(Data entries)
-- BEGIN --

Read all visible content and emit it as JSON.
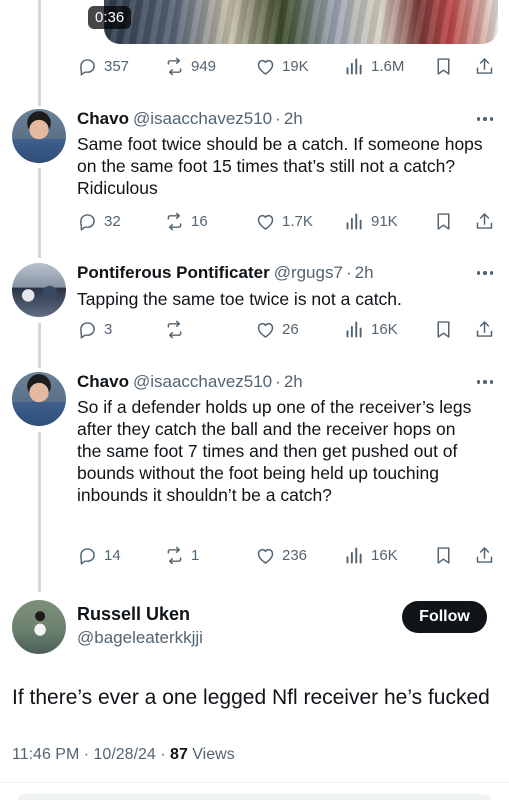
{
  "video": {
    "duration": "0:36"
  },
  "parent_actions": {
    "replies": "357",
    "reposts": "949",
    "likes": "19K",
    "views": "1.6M"
  },
  "replies": [
    {
      "name": "Chavo",
      "handle": "@isaacchavez510",
      "sep": "·",
      "time": "2h",
      "text": "Same foot twice should be a catch. If someone hops on the same foot 15 times that’s still not a catch? Ridiculous",
      "replies": "32",
      "reposts": "16",
      "likes": "1.7K",
      "views": "91K"
    },
    {
      "name": "Pontiferous Pontificater",
      "handle": "@rgugs7",
      "sep": "·",
      "time": "2h",
      "text": "Tapping the same toe twice is not a catch.",
      "replies": "3",
      "reposts": "",
      "likes": "26",
      "views": "16K"
    },
    {
      "name": "Chavo",
      "handle": "@isaacchavez510",
      "sep": "·",
      "time": "2h",
      "text": "So if a defender holds up one of the receiver’s legs after they catch the ball and the receiver hops on the same foot 7 times and then get pushed out of bounds without the foot being held up touching inbounds it shouldn’t be a catch?",
      "replies": "14",
      "reposts": "1",
      "likes": "236",
      "views": "16K"
    }
  ],
  "main": {
    "name": "Russell Uken",
    "handle": "@bageleaterkkjji",
    "follow_label": "Follow",
    "text": "If there’s ever a one legged Nfl receiver he’s fucked",
    "time": "11:46 PM",
    "sep1": "·",
    "date": "10/28/24",
    "sep2": "·",
    "views_count": "87",
    "views_label": "Views"
  },
  "icons": {
    "reply": "reply-icon",
    "repost": "repost-icon",
    "like": "heart-icon",
    "views": "views-icon",
    "bookmark": "bookmark-icon",
    "share": "share-icon",
    "more": "more-icon"
  }
}
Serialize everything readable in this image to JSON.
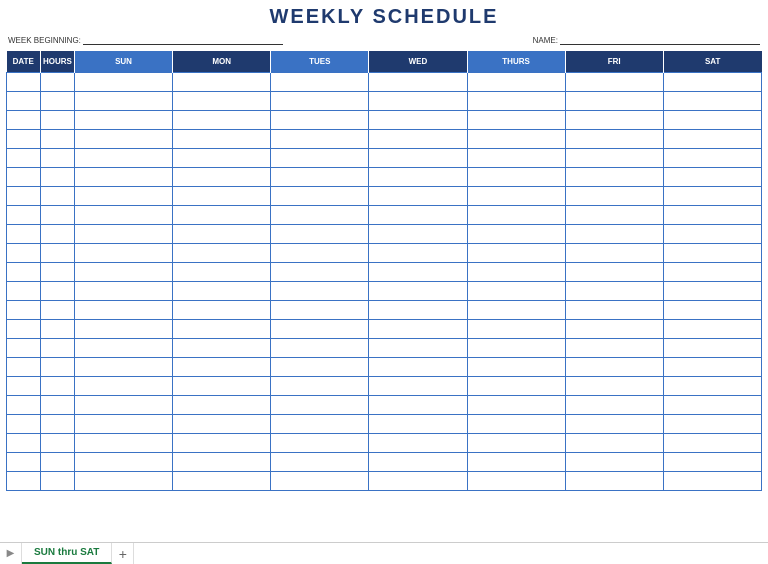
{
  "title": "WEEKLY SCHEDULE",
  "fields": {
    "week_beginning_label": "WEEK BEGINNING:",
    "name_label": "NAME:"
  },
  "columns": {
    "date": "DATE",
    "hours": "HOURS",
    "sun": "SUN",
    "mon": "MON",
    "tues": "TUES",
    "wed": "WED",
    "thurs": "THURS",
    "fri": "FRI",
    "sat": "SAT"
  },
  "row_count": 22,
  "tabs": {
    "active": "SUN thru SAT",
    "nav_symbol": "▶",
    "add_symbol": "+"
  }
}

-- END --

Aim: Pull out all lines containing the word "receiver" from the entries above.

Solution for this problem:
      "text": "So if a defender holds up one of the receiver’s legs after they catch the ball and the receiver hops on the same foot 7 times and then get pushed out of bounds without the foot being held up touching inbounds it shouldn’t be a catch?",
    "text": "If there’s ever a one legged Nfl receiver he’s fucked",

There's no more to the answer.